Problem to solve: Return each line of the listing that contains the string "JSON".
====================
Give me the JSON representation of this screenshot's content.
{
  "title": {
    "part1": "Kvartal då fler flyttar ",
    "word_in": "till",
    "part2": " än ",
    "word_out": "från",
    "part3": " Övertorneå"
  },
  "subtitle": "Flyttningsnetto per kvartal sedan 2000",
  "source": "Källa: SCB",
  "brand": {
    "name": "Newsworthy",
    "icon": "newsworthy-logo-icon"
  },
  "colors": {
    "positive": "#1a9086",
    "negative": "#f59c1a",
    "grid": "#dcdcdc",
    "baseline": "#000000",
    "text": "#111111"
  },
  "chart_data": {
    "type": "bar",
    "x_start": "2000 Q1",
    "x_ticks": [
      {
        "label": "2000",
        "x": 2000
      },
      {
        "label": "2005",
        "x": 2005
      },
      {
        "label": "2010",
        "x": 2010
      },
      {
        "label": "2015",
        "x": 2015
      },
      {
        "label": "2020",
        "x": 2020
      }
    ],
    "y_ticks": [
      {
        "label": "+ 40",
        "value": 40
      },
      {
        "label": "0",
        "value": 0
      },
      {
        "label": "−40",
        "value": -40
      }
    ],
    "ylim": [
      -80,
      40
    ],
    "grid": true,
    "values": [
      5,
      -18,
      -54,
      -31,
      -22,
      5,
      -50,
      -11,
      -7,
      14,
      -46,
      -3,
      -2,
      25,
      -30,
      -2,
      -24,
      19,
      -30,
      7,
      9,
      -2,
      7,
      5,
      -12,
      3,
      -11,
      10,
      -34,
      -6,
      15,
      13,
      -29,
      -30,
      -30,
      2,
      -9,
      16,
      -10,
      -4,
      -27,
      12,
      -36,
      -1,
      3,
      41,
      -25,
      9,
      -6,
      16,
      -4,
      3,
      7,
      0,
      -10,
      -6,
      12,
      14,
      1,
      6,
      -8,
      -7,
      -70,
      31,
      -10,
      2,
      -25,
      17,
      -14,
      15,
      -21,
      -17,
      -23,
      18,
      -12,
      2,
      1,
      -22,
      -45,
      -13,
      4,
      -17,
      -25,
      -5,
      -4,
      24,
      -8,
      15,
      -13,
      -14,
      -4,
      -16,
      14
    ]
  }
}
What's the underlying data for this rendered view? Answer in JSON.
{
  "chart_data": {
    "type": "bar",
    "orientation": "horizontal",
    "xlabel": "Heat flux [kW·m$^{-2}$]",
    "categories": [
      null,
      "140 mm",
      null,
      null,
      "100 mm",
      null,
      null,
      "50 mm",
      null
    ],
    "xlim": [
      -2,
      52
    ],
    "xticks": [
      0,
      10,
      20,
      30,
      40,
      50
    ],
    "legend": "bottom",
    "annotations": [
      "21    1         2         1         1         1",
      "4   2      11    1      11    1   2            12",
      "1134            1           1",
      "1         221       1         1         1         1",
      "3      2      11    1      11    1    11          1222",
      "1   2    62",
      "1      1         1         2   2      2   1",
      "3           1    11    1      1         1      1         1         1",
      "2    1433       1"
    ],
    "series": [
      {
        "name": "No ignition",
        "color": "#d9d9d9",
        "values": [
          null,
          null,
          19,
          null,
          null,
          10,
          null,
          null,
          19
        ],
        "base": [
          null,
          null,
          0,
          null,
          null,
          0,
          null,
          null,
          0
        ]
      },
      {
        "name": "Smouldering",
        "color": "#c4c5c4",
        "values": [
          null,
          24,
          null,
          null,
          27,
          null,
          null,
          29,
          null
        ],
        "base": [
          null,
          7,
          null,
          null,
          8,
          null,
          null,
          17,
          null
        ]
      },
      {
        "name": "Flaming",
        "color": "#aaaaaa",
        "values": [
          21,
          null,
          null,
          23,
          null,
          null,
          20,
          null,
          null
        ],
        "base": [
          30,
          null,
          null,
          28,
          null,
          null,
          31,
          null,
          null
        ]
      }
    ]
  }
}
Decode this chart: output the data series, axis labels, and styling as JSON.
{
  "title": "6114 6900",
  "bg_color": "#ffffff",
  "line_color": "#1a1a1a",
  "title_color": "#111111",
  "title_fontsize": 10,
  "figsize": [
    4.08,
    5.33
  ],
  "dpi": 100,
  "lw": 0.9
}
====================
Exercise solution:
Give me the JSON representation of this screenshot's content.
What's the underlying data for this rendered view? Answer in JSON.
Decode this chart: output the data series, axis labels, and styling as JSON.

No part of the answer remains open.